DIRECTIONS FOR THIS TASK: Extract each line holding the word "OISE" from the entries.

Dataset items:
▼

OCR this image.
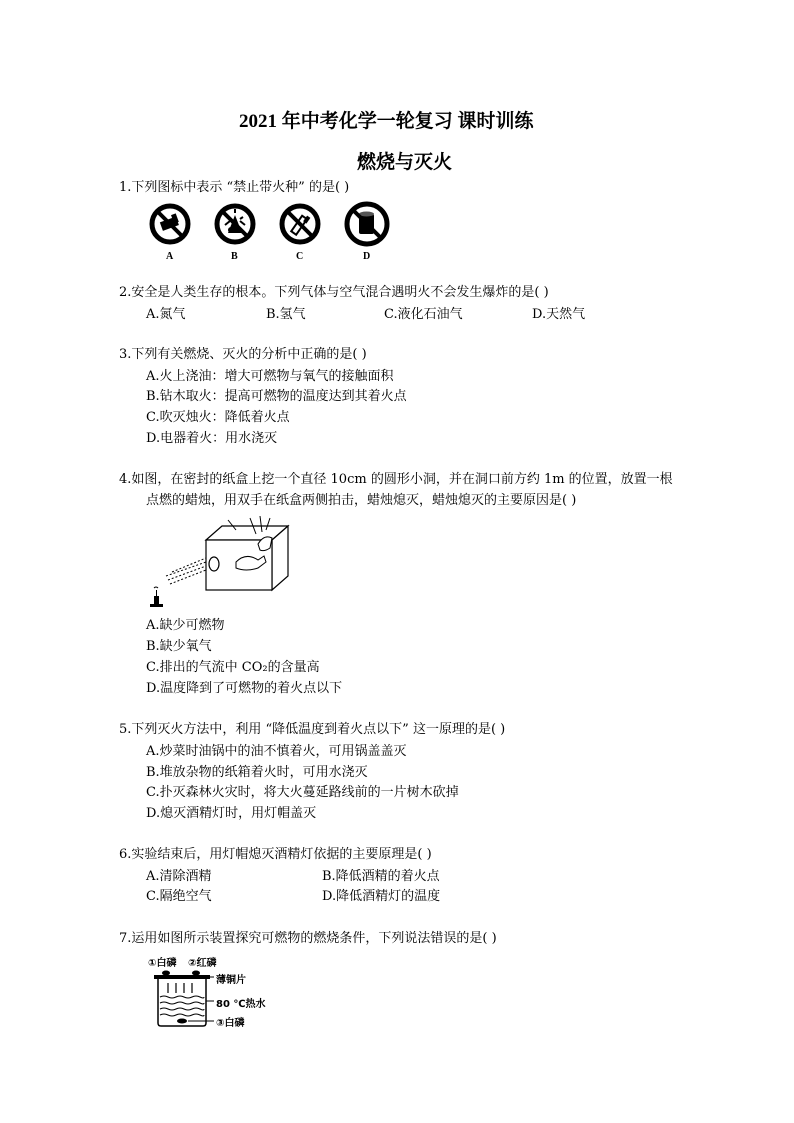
2021 年中考化学一轮复习 课时训练
燃烧与灭火
1.下列图标中表示 “禁止带火种” 的是( )
A	B	C	D
2.安全是人类生存的根本。下列气体与空气混合遇明火不会发生爆炸的是( )
A.氮气	B.氢气	C.液化石油气	D.天然气
3.下列有关燃烧、灭火的分析中正确的是( )
A.火上浇油：增大可燃物与氧气的接触面积
B.钻木取火：提高可燃物的温度达到其着火点
C.吹灭烛火：降低着火点
D.电器着火：用水浇灭
4.如图，在密封的纸盒上挖一个直径 10cm 的圆形小洞，并在洞口前方约 1m 的位置，放置一根
点燃的蜡烛，用双手在纸盒两侧拍击，蜡烛熄灭，蜡烛熄灭的主要原因是( )
A.缺少可燃物
B.缺少氧气
C.排出的气流中 CO₂的含量高
D.温度降到了可燃物的着火点以下
5.下列灭火方法中，利用 “降低温度到着火点以下” 这一原理的是( )
A.炒菜时油锅中的油不慎着火，可用锅盖盖灭
B.堆放杂物的纸箱着火时，可用水浇灭
C.扑灭森林火灾时，将大火蔓延路线前的一片树木砍掉
D.熄灭酒精灯时，用灯帽盖灭
6.实验结束后，用灯帽熄灭酒精灯依据的主要原理是( )
A.清除酒精	B.降低酒精的着火点
C.隔绝空气	D.降低酒精灯的温度
7.运用如图所示装置探究可燃物的燃烧条件，下列说法错误的是( )
①白磷 ②红磷
薄铜片
80 ℃热水
③白磷
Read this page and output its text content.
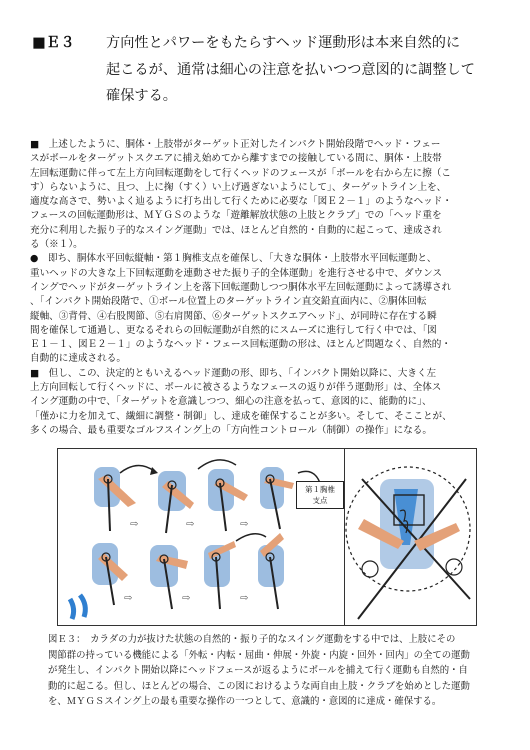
■Ｅ３	方向性とパワーをもたらすヘッド運動形は本来自然的に
起こるが、通常は細心の注意を払いつつ意図的に調整して
確保する。
■　上述したように、胴体・上肢帯がターゲット正対したインパクト開始段階でヘッド・フェー
スがボールをターゲットスクエアに捕え始めてから離すまでの接触している間に、胴体・上肢帯
左回転運動に伴って左上方向回転運動をして行くヘッドのフェースが「ボールを右から左に擦（こ
す）らないように、且つ、上に掬（すく）い上げ過ぎないようにして」、ターゲットライン上を、
適度な高さで、勢いよく辿るように打ち出して行くために必要な「図Ｅ２－１」のようなヘッド・
フェースの回転運動形は、ＭＹＧＳのような「遊離解放状態の上肢とクラブ」での「ヘッド重を
充分に利用した振り子的なスイング運動」では、ほとんど自然的・自動的に起こって、達成され
る（※１）。
●　即ち、胴体水平回転縦軸・第１胸椎支点を確保し、「大きな胴体・上肢帯水平回転運動と、
重いヘッドの大きな上下回転運動を連動させた振り子的全体運動」を進行させる中で、ダウンス
イングでヘッドがターゲットライン上を落下回転運動しつつ胴体水平左回転運動によって誘導され
、「インパクト開始段階で、①ボール位置上のターゲットライン直交鉛直面内に、②胴体回転
縦軸、③背骨、④右股関節、⑤右肩関節、⑥ターゲットスクエアヘッド」、が同時に存在する瞬
間を確保して通過し、更なるそれらの回転運動が自然的にスムーズに進行して行く中では、「図
Ｅ１－１、図Ｅ２－１」のようなヘッド・フェース回転運動の形は、ほとんど問題なく、自然的・
自動的に達成される。
■　但し、この、決定的ともいえるヘッド運動の形、即ち、「インパクト開始以降に、大きく左
上方向回転して行くヘッドに、ボールに被さるようなフェースの返りが伴う運動形」は、全体ス
イング運動の中で、「ターゲットを意識しつつ、細心の注意を払って、意図的に、能動的に」、
「僅かに力を加えて、繊細に調整・制御」し、達成を確保することが多い。そして、そこことが、
多くの場合、最も重要なゴルフスイング上の「方向性コントロール（制御）の操作」になる。
⇨	⇨	⇨
⇨	⇨	⇨
第１胸椎
支点
図Ｅ３：　カラダの力が抜けた状態の自然的・振り子的なスイング運動をする中では、上肢にその
関節群の持っている機能による「外転・内転・屈曲・伸展・外旋・内旋・回外・回内」の全ての運動
が発生し、インパクト開始以降にヘッドフェースが返るようにボールを捕えて行く運動も自然的・自
動的に起こる。但し、ほとんどの場合、この図におけるような両自由上肢・クラブを始めとした運動
を、ＭＹＧＳスイング上の最も重要な操作の一つとして、意識的・意図的に達成・確保する。
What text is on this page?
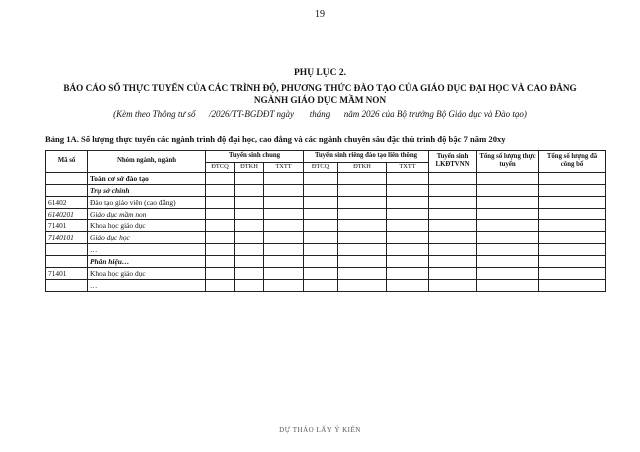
19
PHỤ LỤC 2.
BÁO CÁO SỐ THỰC TUYỂN CỦA CÁC TRÌNH ĐỘ, PHƯƠNG THỨC ĐÀO TẠO CỦA GIÁO DỤC ĐẠI HỌC VÀ CAO ĐẲNG NGÀNH GIÁO DỤC MẦM NON
(Kèm theo Thông tư số      /2026/TT-BGDĐT ngày       tháng      năm 2026 của Bộ trưởng Bộ Giáo dục và Đào tạo)
Bảng 1A. Số lượng thực tuyển các ngành trình độ đại học, cao đẳng và các ngành chuyên sâu đặc thù trình độ bậc 7 năm 20xy
Mã số	Nhóm ngành, ngành	Tuyển sinh chung			Tuyển sinh riêng đào tạo liên thông			Tuyển sinh LKĐTVNN	Tổng số lượng thực tuyển	Tổng số lượng đã công bố
		ĐTCQ	ĐTKH	TXTT	ĐTCQ	ĐTKH	TXTT			
	Toàn cơ sở đào tạo									
	Trụ sở chính									
61402	Đào tạo giáo viên (cao đẳng)									
6140201	Giáo dục mầm non									
71401	Khoa học giáo dục									
7140101	Giáo dục học									
	…									
	Phân hiệu…									
71401	Khoa học giáo dục									
	…									
DỰ THẢO LẤY Ý KIẾN
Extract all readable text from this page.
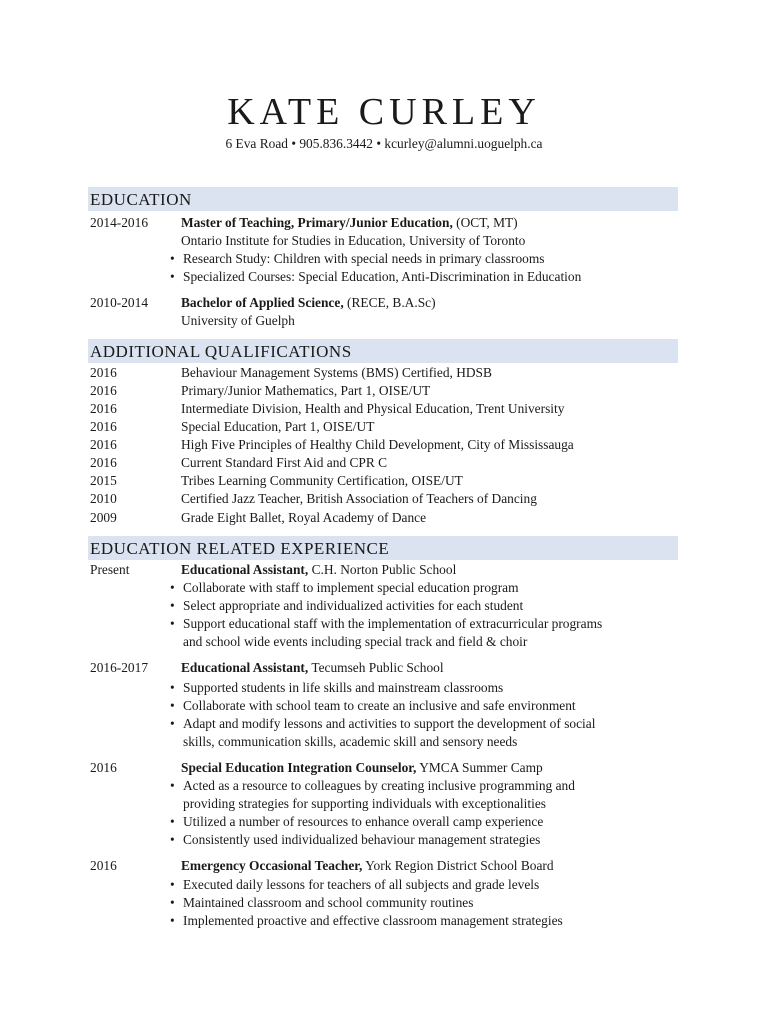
KATE CURLEY
6 Eva Road • 905.836.3442 • kcurley@alumni.uoguelph.ca
EDUCATION
2014-2016 Master of Teaching, Primary/Junior Education, (OCT, MT)
Ontario Institute for Studies in Education, University of Toronto
• Research Study: Children with special needs in primary classrooms
• Specialized Courses: Special Education, Anti-Discrimination in Education
2010-2014 Bachelor of Applied Science, (RECE, B.A.Sc)
University of Guelph
ADDITIONAL QUALIFICATIONS
2016	Behaviour Management Systems (BMS) Certified, HDSB
2016	Primary/Junior Mathematics, Part 1, OISE/UT
2016	Intermediate Division, Health and Physical Education, Trent University
2016	Special Education, Part 1, OISE/UT
2016	High Five Principles of Healthy Child Development, City of Mississauga
2016	Current Standard First Aid and CPR C
2015	Tribes Learning Community Certification, OISE/UT
2010	Certified Jazz Teacher, British Association of Teachers of Dancing
2009	Grade Eight Ballet, Royal Academy of Dance
EDUCATION RELATED EXPERIENCE
Present	Educational Assistant, C.H. Norton Public School
• Collaborate with staff to implement special education program
• Select appropriate and individualized activities for each student
• Support educational staff with the implementation of extracurricular programs
and school wide events including special track and field & choir
2016-2017 Educational Assistant, Tecumseh Public School
• Supported students in life skills and mainstream classrooms
• Collaborate with school team to create an inclusive and safe environment
• Adapt and modify lessons and activities to support the development of social
skills, communication skills, academic skill and sensory needs
2016	Special Education Integration Counselor, YMCA Summer Camp
• Acted as a resource to colleagues by creating inclusive programming and
providing strategies for supporting individuals with exceptionalities
• Utilized a number of resources to enhance overall camp experience
• Consistently used individualized behaviour management strategies
2016	Emergency Occasional Teacher, York Region District School Board
• Executed daily lessons for teachers of all subjects and grade levels
• Maintained classroom and school community routines
• Implemented proactive and effective classroom management strategies
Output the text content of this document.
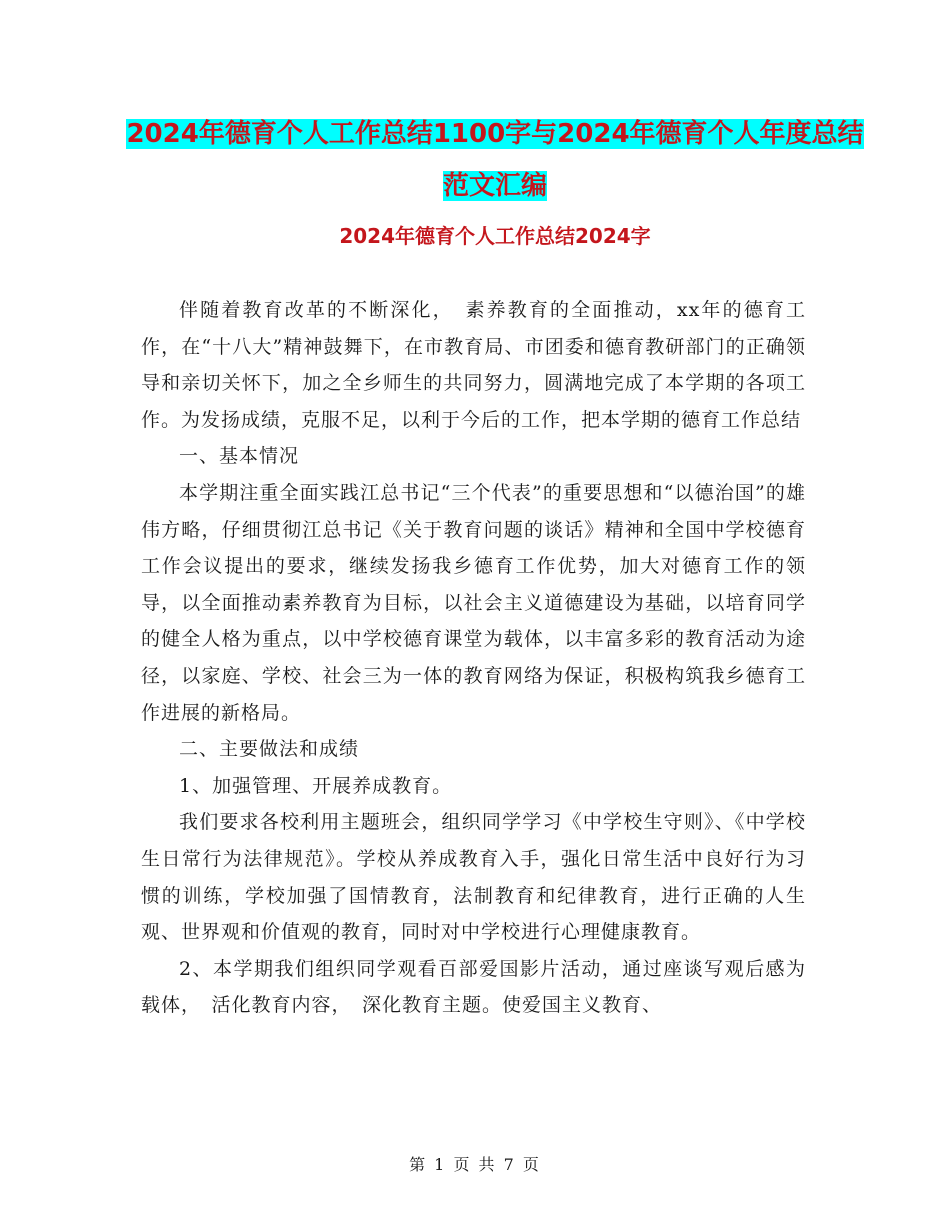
2024年德育个人工作总结1100字与2024年德育个人年度总结范文汇编
2024年德育个人工作总结2024字

伴随着教育改革的不断深化，　素养教育的全面推动，xx年的德育工作，在“十八大”精神鼓舞下，在市教育局、市团委和德育教研部门的正确领导和亲切关怀下，加之全乡师生的共同努力，圆满地完成了本学期的各项工作。为发扬成绩，克服不足，以利于今后的工作，把本学期的德育工作总结

一、基本情况

本学期注重全面实践江总书记“三个代表”的重要思想和“以德治国”的雄伟方略，仔细贯彻江总书记《关于教育问题的谈话》精神和全国中学校德育工作会议提出的要求，继续发扬我乡德育工作优势，加大对德育工作的领导，以全面推动素养教育为目标，以社会主义道德建设为基础，以培育同学的健全人格为重点，以中学校德育课堂为载体，以丰富多彩的教育活动为途径，以家庭、学校、社会三为一体的教育网络为保证，积极构筑我乡德育工作进展的新格局。

二、主要做法和成绩

1、加强管理、开展养成教育。

我们要求各校利用主题班会，组织同学学习《中学校生守则》、《中学校生日常行为法律规范》。学校从养成教育入手，强化日常生活中良好行为习惯的训练，学校加强了国情教育，法制教育和纪律教育，进行正确的人生观、世界观和价值观的教育，同时对中学校进行心理健康教育。

2、本学期我们组织同学观看百部爱国影片活动，通过座谈写观后感为载体，　活化教育内容，　深化教育主题。使爱国主义教育、

第 1 页 共 7 页
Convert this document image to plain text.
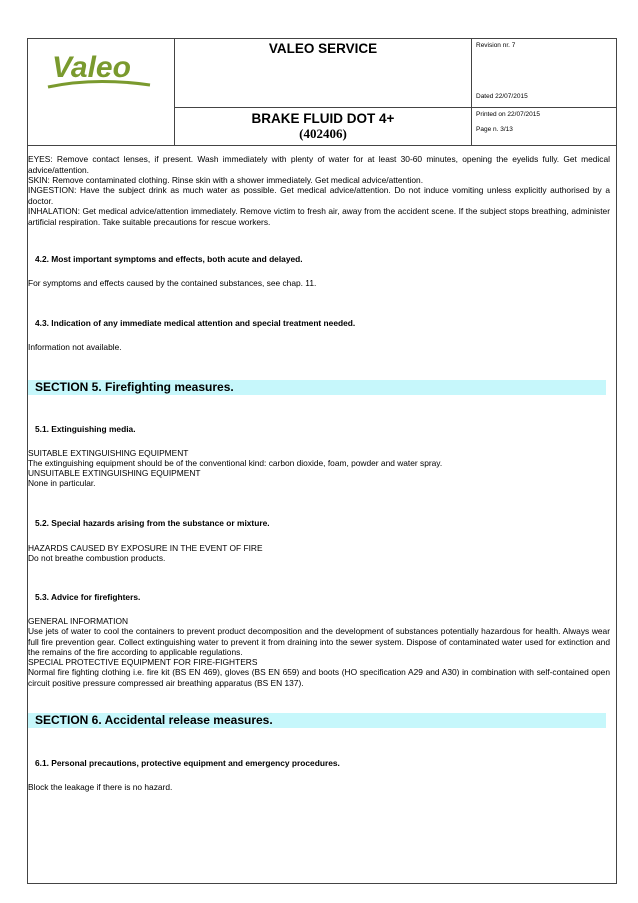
Valeo
VALEO SERVICE
BRAKE FLUID DOT 4+
(402406)
Revision nr. 7
Dated 22/07/2015
Printed on 22/07/2015
Page n. 3/13
EYES: Remove contact lenses, if present. Wash immediately with plenty of water for at least 30-60 minutes, opening the eyelids fully. Get medical advice/attention.
SKIN: Remove contaminated clothing. Rinse skin with a shower immediately. Get medical advice/attention.
INGESTION: Have the subject drink as much water as possible. Get medical advice/attention. Do not induce vomiting unless explicitly authorised by a doctor.
INHALATION: Get medical advice/attention immediately. Remove victim to fresh air, away from the accident scene. If the subject stops breathing, administer artificial respiration. Take suitable precautions for rescue workers.
4.2. Most important symptoms and effects, both acute and delayed.
For symptoms and effects caused by the contained substances, see chap. 11.
4.3. Indication of any immediate medical attention and special treatment needed.
Information not available.
SECTION 5. Firefighting measures.
5.1. Extinguishing media.
SUITABLE EXTINGUISHING EQUIPMENT
The extinguishing equipment should be of the conventional kind: carbon dioxide, foam, powder and water spray.
UNSUITABLE EXTINGUISHING EQUIPMENT
None in particular.
5.2. Special hazards arising from the substance or mixture.
HAZARDS CAUSED BY EXPOSURE IN THE EVENT OF FIRE
Do not breathe combustion products.
5.3. Advice for firefighters.
GENERAL INFORMATION
Use jets of water to cool the containers to prevent product decomposition and the development of substances potentially hazardous for health. Always wear full fire prevention gear. Collect extinguishing water to prevent it from draining into the sewer system. Dispose of contaminated water used for extinction and the remains of the fire according to applicable regulations.
SPECIAL PROTECTIVE EQUIPMENT FOR FIRE-FIGHTERS
Normal fire fighting clothing i.e. fire kit (BS EN 469), gloves (BS EN 659) and boots (HO specification A29 and A30) in combination with self-contained open circuit positive pressure compressed air breathing apparatus (BS EN 137).
SECTION 6. Accidental release measures.
6.1. Personal precautions, protective equipment and emergency procedures.
Block the leakage if there is no hazard.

▲

REPLY:
2016	Primary/Junior Mathematics, Part 1, OISE/UT
2016	Special Education, Part 1, OISE/UT
2015	Tribes Learning Community Certification, OISE/UT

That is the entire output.